Below is a listing to transcribe in full and exactly; keep the pictures out.
::: Data for this exercise
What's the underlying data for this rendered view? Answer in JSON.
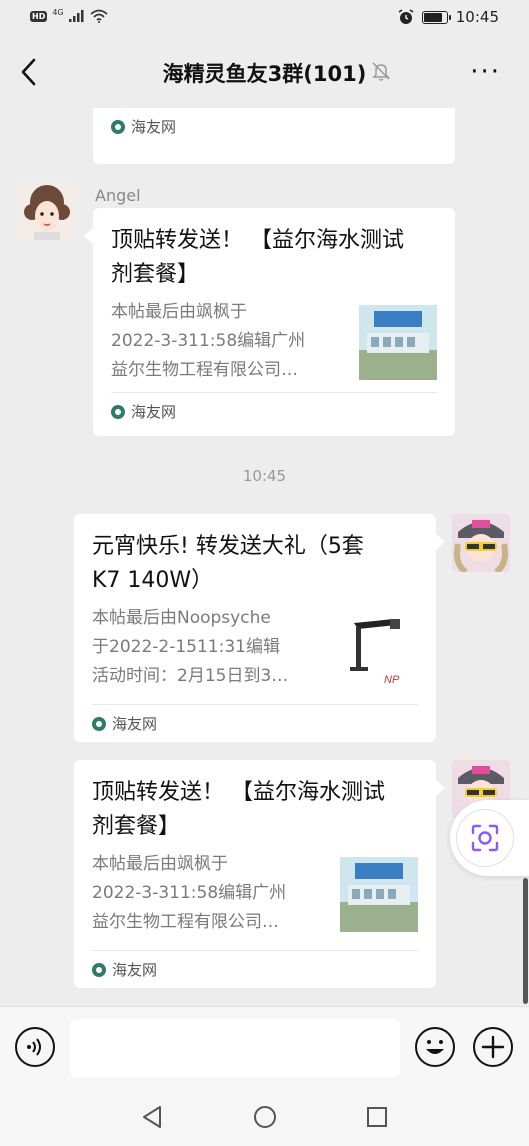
{
  "status_bar": {
    "hd": "HD",
    "network": "4G",
    "time": "10:45",
    "battery_level": 0.85
  },
  "nav": {
    "title": "海精灵鱼友3群(101)",
    "back_icon": "chevron-left-icon",
    "mute_icon": "bell-off-icon",
    "more_icon": "more-dots-icon"
  },
  "messages": [
    {
      "type": "link_card_partial",
      "source": "海友网"
    },
    {
      "type": "link_card",
      "side": "left",
      "sender": "Angel",
      "title_lines": [
        "顶贴转发送！ 【益尔海水测试",
        "剂套餐】"
      ],
      "desc_lines": [
        "本帖最后由飒枫于",
        "2022-3-311:58编辑广州",
        "益尔生物工程有限公司…"
      ],
      "thumb_caption": "公司全景 留学人员创业园",
      "source": "海友网"
    },
    {
      "type": "time",
      "time": "10:45"
    },
    {
      "type": "link_card",
      "side": "right",
      "title_lines": [
        "元宵快乐! 转发送大礼（5套",
        "K7  140W）"
      ],
      "desc_lines": [
        "本帖最后由Noopsyche",
        "于2022-2-1511:31编辑",
        "活动时间：2月15日到3…"
      ],
      "thumb_caption": "NP",
      "source": "海友网"
    },
    {
      "type": "link_card",
      "side": "right",
      "title_lines": [
        "顶贴转发送！ 【益尔海水测试",
        "剂套餐】"
      ],
      "desc_lines": [
        "本帖最后由飒枫于",
        "2022-3-311:58编辑广州",
        "益尔生物工程有限公司…"
      ],
      "thumb_caption": "公司全景 留学人员创业园",
      "source": "海友网"
    }
  ],
  "input_bar": {
    "voice_icon": "voice-icon",
    "input_value": "",
    "emoji_icon": "emoji-icon",
    "plus_icon": "plus-icon"
  },
  "floating": {
    "icon": "screen-recognition-icon"
  },
  "system_nav": {
    "back_icon": "triangle-back-icon",
    "home_icon": "circle-home-icon",
    "recent_icon": "square-recent-icon"
  },
  "colors": {
    "background": "#ededed",
    "bubble": "#ffffff",
    "source_icon": "#2f7b68",
    "float_accent": "#8a5cf5"
  }
}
::::::
■ Answer to the problem:
What's the underlying data for this rendered view? Answer in JSON.
{
  "status_bar": {
    "hd": "HD",
    "network": "4G",
    "time": "10:45",
    "battery_level": 0.85
  },
  "nav": {
    "title": "海精灵鱼友3群(101)",
    "back_icon": "chevron-left-icon",
    "mute_icon": "bell-off-icon",
    "more_icon": "more-dots-icon"
  },
  "messages": [
    {
      "type": "link_card_partial",
      "source": "海友网"
    },
    {
      "type": "link_card",
      "side": "left",
      "sender": "Angel",
      "title_lines": [
        "顶贴转发送！ 【益尔海水测试",
        "剂套餐】"
      ],
      "desc_lines": [
        "本帖最后由飒枫于",
        "2022-3-311:58编辑广州",
        "益尔生物工程有限公司…"
      ],
      "thumb_caption": "公司全景 留学人员创业园",
      "source": "海友网"
    },
    {
      "type": "time",
      "time": "10:45"
    },
    {
      "type": "link_card",
      "side": "right",
      "title_lines": [
        "元宵快乐! 转发送大礼（5套",
        "K7  140W）"
      ],
      "desc_lines": [
        "本帖最后由Noopsyche",
        "于2022-2-1511:31编辑",
        "活动时间：2月15日到3…"
      ],
      "thumb_caption": "NP",
      "source": "海友网"
    },
    {
      "type": "link_card",
      "side": "right",
      "title_lines": [
        "顶贴转发送！ 【益尔海水测试",
        "剂套餐】"
      ],
      "desc_lines": [
        "本帖最后由飒枫于",
        "2022-3-311:58编辑广州",
        "益尔生物工程有限公司…"
      ],
      "thumb_caption": "公司全景 留学人员创业园",
      "source": "海友网"
    }
  ],
  "input_bar": {
    "voice_icon": "voice-icon",
    "input_value": "",
    "emoji_icon": "emoji-icon",
    "plus_icon": "plus-icon"
  },
  "floating": {
    "icon": "screen-recognition-icon"
  },
  "system_nav": {
    "back_icon": "triangle-back-icon",
    "home_icon": "circle-home-icon",
    "recent_icon": "square-recent-icon"
  },
  "colors": {
    "background": "#ededed",
    "bubble": "#ffffff",
    "source_icon": "#2f7b68",
    "float_accent": "#8a5cf5"
  }
}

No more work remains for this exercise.